# SET EXERCISE
Repeat all the material exactly; pictures stay out of your copy.

- - -

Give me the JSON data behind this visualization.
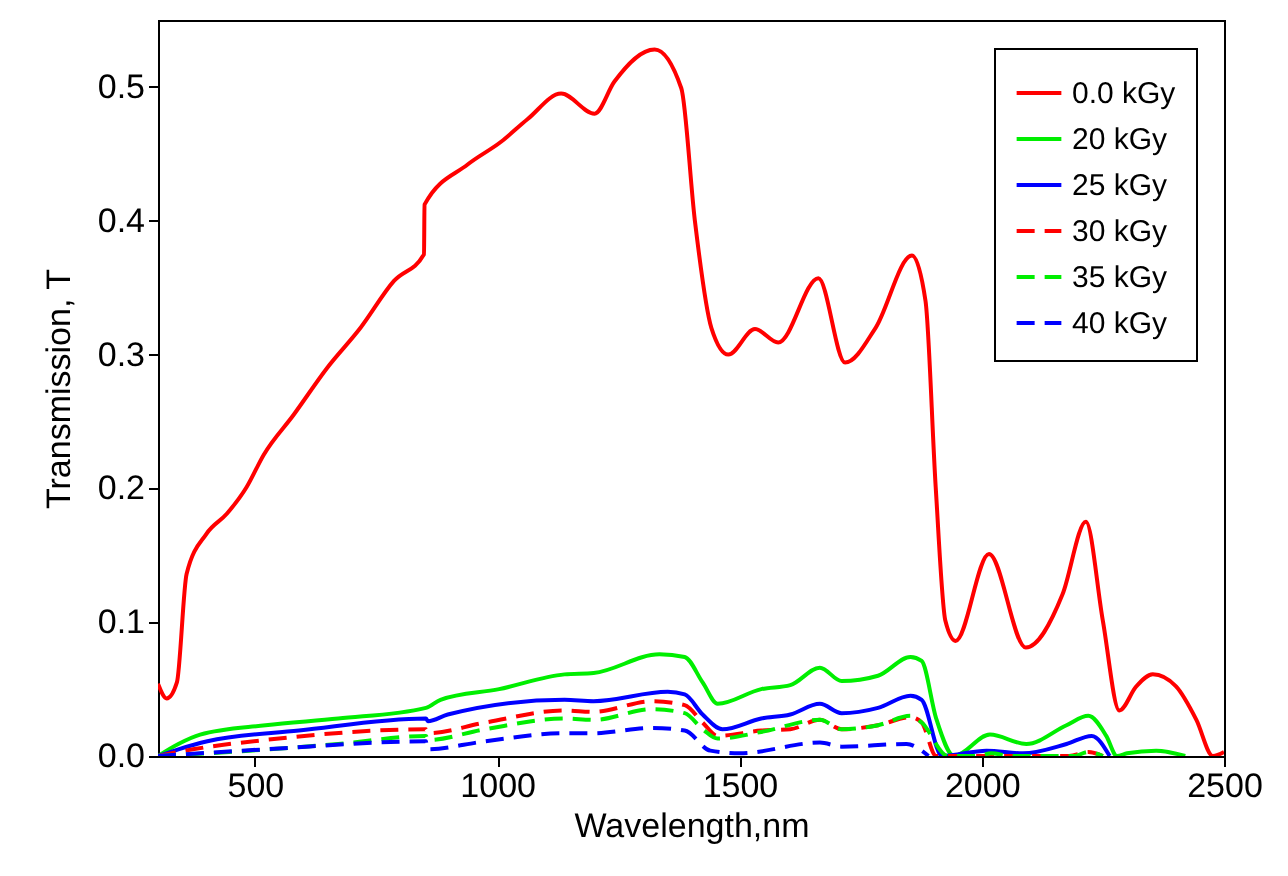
{
  "chart_data": {
    "type": "line",
    "xlabel": "Wavelength,nm",
    "ylabel": "Transmission, T",
    "xlim": [
      300,
      2500
    ],
    "xticks": [
      500,
      1000,
      1500,
      2000,
      2500
    ],
    "ylim": [
      0,
      0.55
    ],
    "yticks": [
      {
        "value": 0,
        "label": "0.0"
      },
      0.1,
      0.2,
      0.3,
      0.4,
      0.5
    ],
    "legend": "top right",
    "grid": false,
    "series": [
      {
        "name": "0.0 kGy",
        "color": "#ff0000",
        "line_style": "solid",
        "x": [
          300,
          318,
          339,
          359,
          400,
          442,
          483,
          518,
          580,
          649,
          718,
          787,
          849,
          850,
          939,
          1008,
          1063,
          1132,
          1201,
          1242,
          1325,
          1380,
          1408,
          1442,
          1477,
          1532,
          1580,
          1663,
          1718,
          1781,
          1856,
          1884,
          1905,
          1925,
          1946,
          2015,
          2091,
          2167,
          2215,
          2250,
          2284,
          2319,
          2353,
          2401,
          2443,
          2477,
          2500
        ],
        "values": [
          0.054,
          0.043,
          0.055,
          0.136,
          0.166,
          0.181,
          0.201,
          0.225,
          0.255,
          0.29,
          0.32,
          0.355,
          0.375,
          0.412,
          0.442,
          0.459,
          0.476,
          0.495,
          0.48,
          0.504,
          0.528,
          0.499,
          0.4,
          0.32,
          0.3,
          0.319,
          0.309,
          0.357,
          0.294,
          0.32,
          0.374,
          0.34,
          0.201,
          0.101,
          0.086,
          0.151,
          0.081,
          0.121,
          0.175,
          0.101,
          0.034,
          0.052,
          0.061,
          0.052,
          0.027,
          0.0,
          0.003
        ]
      },
      {
        "name": "20 kGy",
        "color": "#00ee00",
        "line_style": "solid",
        "x": [
          300,
          342,
          387,
          522,
          672,
          853,
          883,
          1004,
          1139,
          1199,
          1335,
          1387,
          1424,
          1455,
          1545,
          1605,
          1666,
          1711,
          1786,
          1853,
          1876,
          1906,
          1943,
          2017,
          2092,
          2175,
          2220,
          2257,
          2279,
          2300,
          2360,
          2420
        ],
        "values": [
          0,
          0.009,
          0.016,
          0.023,
          0.028,
          0.036,
          0.042,
          0.05,
          0.061,
          0.062,
          0.076,
          0.074,
          0.055,
          0.039,
          0.05,
          0.053,
          0.066,
          0.056,
          0.06,
          0.074,
          0.071,
          0.028,
          0,
          0.016,
          0.009,
          0.023,
          0.03,
          0.015,
          0,
          0.002,
          0.004,
          0
        ]
      },
      {
        "name": "25 kGy",
        "color": "#0000ff",
        "line_style": "solid",
        "x": [
          300,
          342,
          402,
          591,
          853,
          857,
          898,
          1139,
          1199,
          1352,
          1387,
          1424,
          1465,
          1545,
          1605,
          1666,
          1711,
          1786,
          1853,
          1876,
          1918,
          2010,
          2085,
          2175,
          2227,
          2264
        ],
        "values": [
          0,
          0.005,
          0.011,
          0.019,
          0.028,
          0.026,
          0.031,
          0.042,
          0.041,
          0.048,
          0.046,
          0.031,
          0.02,
          0.028,
          0.031,
          0.039,
          0.032,
          0.036,
          0.045,
          0.042,
          0,
          0.004,
          0.002,
          0.009,
          0.015,
          0
        ]
      },
      {
        "name": "30 kGy",
        "color": "#ff0000",
        "line_style": "dashed",
        "x": [
          300,
          372,
          522,
          853,
          857,
          975,
          1139,
          1199,
          1320,
          1387,
          1424,
          1455,
          1545,
          1605,
          1666,
          1711,
          1786,
          1853,
          1876,
          1906,
          2180,
          2220,
          2250
        ],
        "values": [
          0,
          0.005,
          0.012,
          0.02,
          0.017,
          0.025,
          0.034,
          0.033,
          0.041,
          0.038,
          0.025,
          0.015,
          0.019,
          0.02,
          0.027,
          0.02,
          0.023,
          0.029,
          0.025,
          0,
          0,
          0.003,
          0
        ]
      },
      {
        "name": "35 kGy",
        "color": "#00ee00",
        "line_style": "dashed",
        "x": [
          300,
          447,
          672,
          853,
          857,
          975,
          1139,
          1199,
          1320,
          1387,
          1424,
          1455,
          1545,
          1666,
          1711,
          1786,
          1853,
          1876,
          1930,
          1990,
          2020,
          2060,
          2190,
          2220,
          2250
        ],
        "values": [
          0,
          0.003,
          0.009,
          0.015,
          0.012,
          0.02,
          0.028,
          0.027,
          0.035,
          0.032,
          0.02,
          0.013,
          0.018,
          0.027,
          0.02,
          0.023,
          0.03,
          0.025,
          0,
          0,
          0.002,
          0,
          0,
          0.003,
          0
        ]
      },
      {
        "name": "40 kGy",
        "color": "#0000ff",
        "line_style": "dashed",
        "x": [
          300,
          522,
          853,
          855,
          975,
          1139,
          1199,
          1320,
          1387,
          1440,
          1500,
          1666,
          1711,
          1845,
          1876,
          1890
        ],
        "values": [
          0,
          0.005,
          0.011,
          0.005,
          0.011,
          0.017,
          0.017,
          0.021,
          0.019,
          0.004,
          0.002,
          0.01,
          0.007,
          0.009,
          0.004,
          0
        ]
      }
    ]
  }
}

- - -

# RESULT FOR THIS EXERCISE
Give me the JSON data behind this visualization.
{
  "chart_data": {
    "type": "line",
    "xlabel": "Wavelength,nm",
    "ylabel": "Transmission, T",
    "xlim": [
      300,
      2500
    ],
    "xticks": [
      500,
      1000,
      1500,
      2000,
      2500
    ],
    "ylim": [
      0,
      0.55
    ],
    "yticks": [
      {
        "value": 0,
        "label": "0.0"
      },
      0.1,
      0.2,
      0.3,
      0.4,
      0.5
    ],
    "legend": "top right",
    "grid": false,
    "series": [
      {
        "name": "0.0 kGy",
        "color": "#ff0000",
        "line_style": "solid",
        "x": [
          300,
          318,
          339,
          359,
          400,
          442,
          483,
          518,
          580,
          649,
          718,
          787,
          849,
          850,
          939,
          1008,
          1063,
          1132,
          1201,
          1242,
          1325,
          1380,
          1408,
          1442,
          1477,
          1532,
          1580,
          1663,
          1718,
          1781,
          1856,
          1884,
          1905,
          1925,
          1946,
          2015,
          2091,
          2167,
          2215,
          2250,
          2284,
          2319,
          2353,
          2401,
          2443,
          2477,
          2500
        ],
        "values": [
          0.054,
          0.043,
          0.055,
          0.136,
          0.166,
          0.181,
          0.201,
          0.225,
          0.255,
          0.29,
          0.32,
          0.355,
          0.375,
          0.412,
          0.442,
          0.459,
          0.476,
          0.495,
          0.48,
          0.504,
          0.528,
          0.499,
          0.4,
          0.32,
          0.3,
          0.319,
          0.309,
          0.357,
          0.294,
          0.32,
          0.374,
          0.34,
          0.201,
          0.101,
          0.086,
          0.151,
          0.081,
          0.121,
          0.175,
          0.101,
          0.034,
          0.052,
          0.061,
          0.052,
          0.027,
          0.0,
          0.003
        ]
      },
      {
        "name": "20 kGy",
        "color": "#00ee00",
        "line_style": "solid",
        "x": [
          300,
          342,
          387,
          522,
          672,
          853,
          883,
          1004,
          1139,
          1199,
          1335,
          1387,
          1424,
          1455,
          1545,
          1605,
          1666,
          1711,
          1786,
          1853,
          1876,
          1906,
          1943,
          2017,
          2092,
          2175,
          2220,
          2257,
          2279,
          2300,
          2360,
          2420
        ],
        "values": [
          0,
          0.009,
          0.016,
          0.023,
          0.028,
          0.036,
          0.042,
          0.05,
          0.061,
          0.062,
          0.076,
          0.074,
          0.055,
          0.039,
          0.05,
          0.053,
          0.066,
          0.056,
          0.06,
          0.074,
          0.071,
          0.028,
          0,
          0.016,
          0.009,
          0.023,
          0.03,
          0.015,
          0,
          0.002,
          0.004,
          0
        ]
      },
      {
        "name": "25 kGy",
        "color": "#0000ff",
        "line_style": "solid",
        "x": [
          300,
          342,
          402,
          591,
          853,
          857,
          898,
          1139,
          1199,
          1352,
          1387,
          1424,
          1465,
          1545,
          1605,
          1666,
          1711,
          1786,
          1853,
          1876,
          1918,
          2010,
          2085,
          2175,
          2227,
          2264
        ],
        "values": [
          0,
          0.005,
          0.011,
          0.019,
          0.028,
          0.026,
          0.031,
          0.042,
          0.041,
          0.048,
          0.046,
          0.031,
          0.02,
          0.028,
          0.031,
          0.039,
          0.032,
          0.036,
          0.045,
          0.042,
          0,
          0.004,
          0.002,
          0.009,
          0.015,
          0
        ]
      },
      {
        "name": "30 kGy",
        "color": "#ff0000",
        "line_style": "dashed",
        "x": [
          300,
          372,
          522,
          853,
          857,
          975,
          1139,
          1199,
          1320,
          1387,
          1424,
          1455,
          1545,
          1605,
          1666,
          1711,
          1786,
          1853,
          1876,
          1906,
          2180,
          2220,
          2250
        ],
        "values": [
          0,
          0.005,
          0.012,
          0.02,
          0.017,
          0.025,
          0.034,
          0.033,
          0.041,
          0.038,
          0.025,
          0.015,
          0.019,
          0.02,
          0.027,
          0.02,
          0.023,
          0.029,
          0.025,
          0,
          0,
          0.003,
          0
        ]
      },
      {
        "name": "35 kGy",
        "color": "#00ee00",
        "line_style": "dashed",
        "x": [
          300,
          447,
          672,
          853,
          857,
          975,
          1139,
          1199,
          1320,
          1387,
          1424,
          1455,
          1545,
          1666,
          1711,
          1786,
          1853,
          1876,
          1930,
          1990,
          2020,
          2060,
          2190,
          2220,
          2250
        ],
        "values": [
          0,
          0.003,
          0.009,
          0.015,
          0.012,
          0.02,
          0.028,
          0.027,
          0.035,
          0.032,
          0.02,
          0.013,
          0.018,
          0.027,
          0.02,
          0.023,
          0.03,
          0.025,
          0,
          0,
          0.002,
          0,
          0,
          0.003,
          0
        ]
      },
      {
        "name": "40 kGy",
        "color": "#0000ff",
        "line_style": "dashed",
        "x": [
          300,
          522,
          853,
          855,
          975,
          1139,
          1199,
          1320,
          1387,
          1440,
          1500,
          1666,
          1711,
          1845,
          1876,
          1890
        ],
        "values": [
          0,
          0.005,
          0.011,
          0.005,
          0.011,
          0.017,
          0.017,
          0.021,
          0.019,
          0.004,
          0.002,
          0.01,
          0.007,
          0.009,
          0.004,
          0
        ]
      }
    ]
  }
}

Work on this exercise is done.